* **RECORDS FOR THE EXERCISE**:
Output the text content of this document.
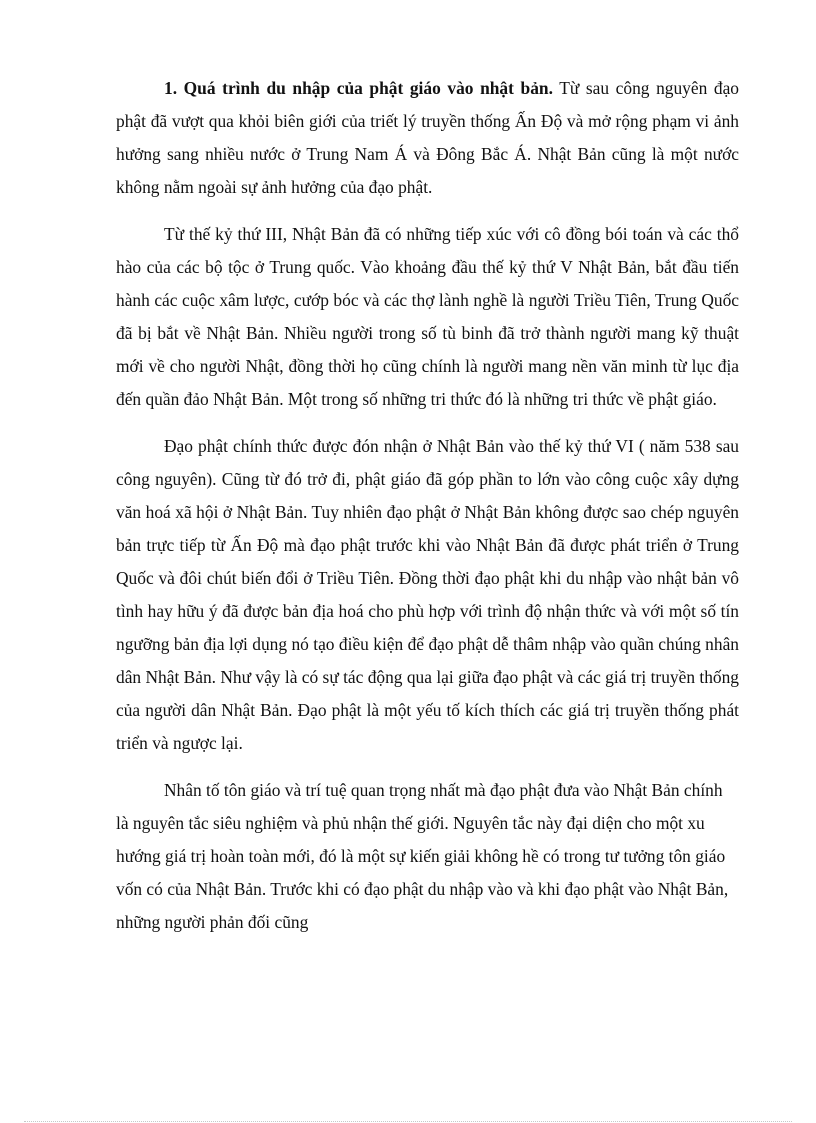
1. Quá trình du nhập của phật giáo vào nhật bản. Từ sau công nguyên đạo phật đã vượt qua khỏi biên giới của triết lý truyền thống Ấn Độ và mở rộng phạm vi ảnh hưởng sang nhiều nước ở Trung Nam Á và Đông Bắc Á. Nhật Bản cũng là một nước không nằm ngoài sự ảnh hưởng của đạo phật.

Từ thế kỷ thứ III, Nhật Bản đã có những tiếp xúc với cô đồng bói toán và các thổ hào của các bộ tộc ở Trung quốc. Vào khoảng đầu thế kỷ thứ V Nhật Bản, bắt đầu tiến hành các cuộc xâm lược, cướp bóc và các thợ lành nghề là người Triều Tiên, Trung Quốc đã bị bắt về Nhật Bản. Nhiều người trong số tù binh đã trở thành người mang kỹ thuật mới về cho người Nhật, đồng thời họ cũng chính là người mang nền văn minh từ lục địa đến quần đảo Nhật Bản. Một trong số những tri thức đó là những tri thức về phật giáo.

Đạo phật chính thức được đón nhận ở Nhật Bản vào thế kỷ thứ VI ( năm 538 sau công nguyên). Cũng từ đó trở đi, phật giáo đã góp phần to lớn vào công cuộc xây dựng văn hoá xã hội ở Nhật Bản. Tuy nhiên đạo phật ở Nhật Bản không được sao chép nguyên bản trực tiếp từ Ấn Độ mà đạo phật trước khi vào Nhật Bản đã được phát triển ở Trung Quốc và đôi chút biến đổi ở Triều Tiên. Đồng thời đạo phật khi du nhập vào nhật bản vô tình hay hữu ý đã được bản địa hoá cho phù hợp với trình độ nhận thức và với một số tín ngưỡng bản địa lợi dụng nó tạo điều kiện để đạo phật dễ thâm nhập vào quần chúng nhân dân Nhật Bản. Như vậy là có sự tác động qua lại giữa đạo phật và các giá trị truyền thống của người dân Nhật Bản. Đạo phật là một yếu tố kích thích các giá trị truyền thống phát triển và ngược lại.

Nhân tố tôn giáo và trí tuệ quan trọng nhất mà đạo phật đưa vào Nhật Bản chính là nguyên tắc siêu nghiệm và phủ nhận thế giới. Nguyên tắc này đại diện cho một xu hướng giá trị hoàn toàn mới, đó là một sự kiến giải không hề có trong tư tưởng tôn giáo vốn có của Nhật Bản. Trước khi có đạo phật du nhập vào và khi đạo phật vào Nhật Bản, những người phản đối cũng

* **WHAT TO DO**:
Print the whole listing above once more, word for word, without its pictures.

* **THE RESPONSE**:
Output the text content of this document.
1. Quá trình du nhập của phật giáo vào nhật bản. Từ sau công nguyên đạo phật đã vượt qua khỏi biên giới của triết lý truyền thống Ấn Độ và mở rộng phạm vi ảnh hưởng sang nhiều nước ở Trung Nam Á và Đông Bắc Á. Nhật Bản cũng là một nước không nằm ngoài sự ảnh hưởng của đạo phật.

Từ thế kỷ thứ III, Nhật Bản đã có những tiếp xúc với cô đồng bói toán và các thổ hào của các bộ tộc ở Trung quốc. Vào khoảng đầu thế kỷ thứ V Nhật Bản, bắt đầu tiến hành các cuộc xâm lược, cướp bóc và các thợ lành nghề là người Triều Tiên, Trung Quốc đã bị bắt về Nhật Bản. Nhiều người trong số tù binh đã trở thành người mang kỹ thuật mới về cho người Nhật, đồng thời họ cũng chính là người mang nền văn minh từ lục địa đến quần đảo Nhật Bản. Một trong số những tri thức đó là những tri thức về phật giáo.

Đạo phật chính thức được đón nhận ở Nhật Bản vào thế kỷ thứ VI ( năm 538 sau công nguyên). Cũng từ đó trở đi, phật giáo đã góp phần to lớn vào công cuộc xây dựng văn hoá xã hội ở Nhật Bản. Tuy nhiên đạo phật ở Nhật Bản không được sao chép nguyên bản trực tiếp từ Ấn Độ mà đạo phật trước khi vào Nhật Bản đã được phát triển ở Trung Quốc và đôi chút biến đổi ở Triều Tiên. Đồng thời đạo phật khi du nhập vào nhật bản vô tình hay hữu ý đã được bản địa hoá cho phù hợp với trình độ nhận thức và với một số tín ngưỡng bản địa lợi dụng nó tạo điều kiện để đạo phật dễ thâm nhập vào quần chúng nhân dân Nhật Bản. Như vậy là có sự tác động qua lại giữa đạo phật và các giá trị truyền thống của người dân Nhật Bản. Đạo phật là một yếu tố kích thích các giá trị truyền thống phát triển và ngược lại.

Nhân tố tôn giáo và trí tuệ quan trọng nhất mà đạo phật đưa vào Nhật Bản chính là nguyên tắc siêu nghiệm và phủ nhận thế giới. Nguyên tắc này đại diện cho một xu hướng giá trị hoàn toàn mới, đó là một sự kiến giải không hề có trong tư tưởng tôn giáo vốn có của Nhật Bản. Trước khi có đạo phật du nhập vào và khi đạo phật vào Nhật Bản, những người phản đối cũng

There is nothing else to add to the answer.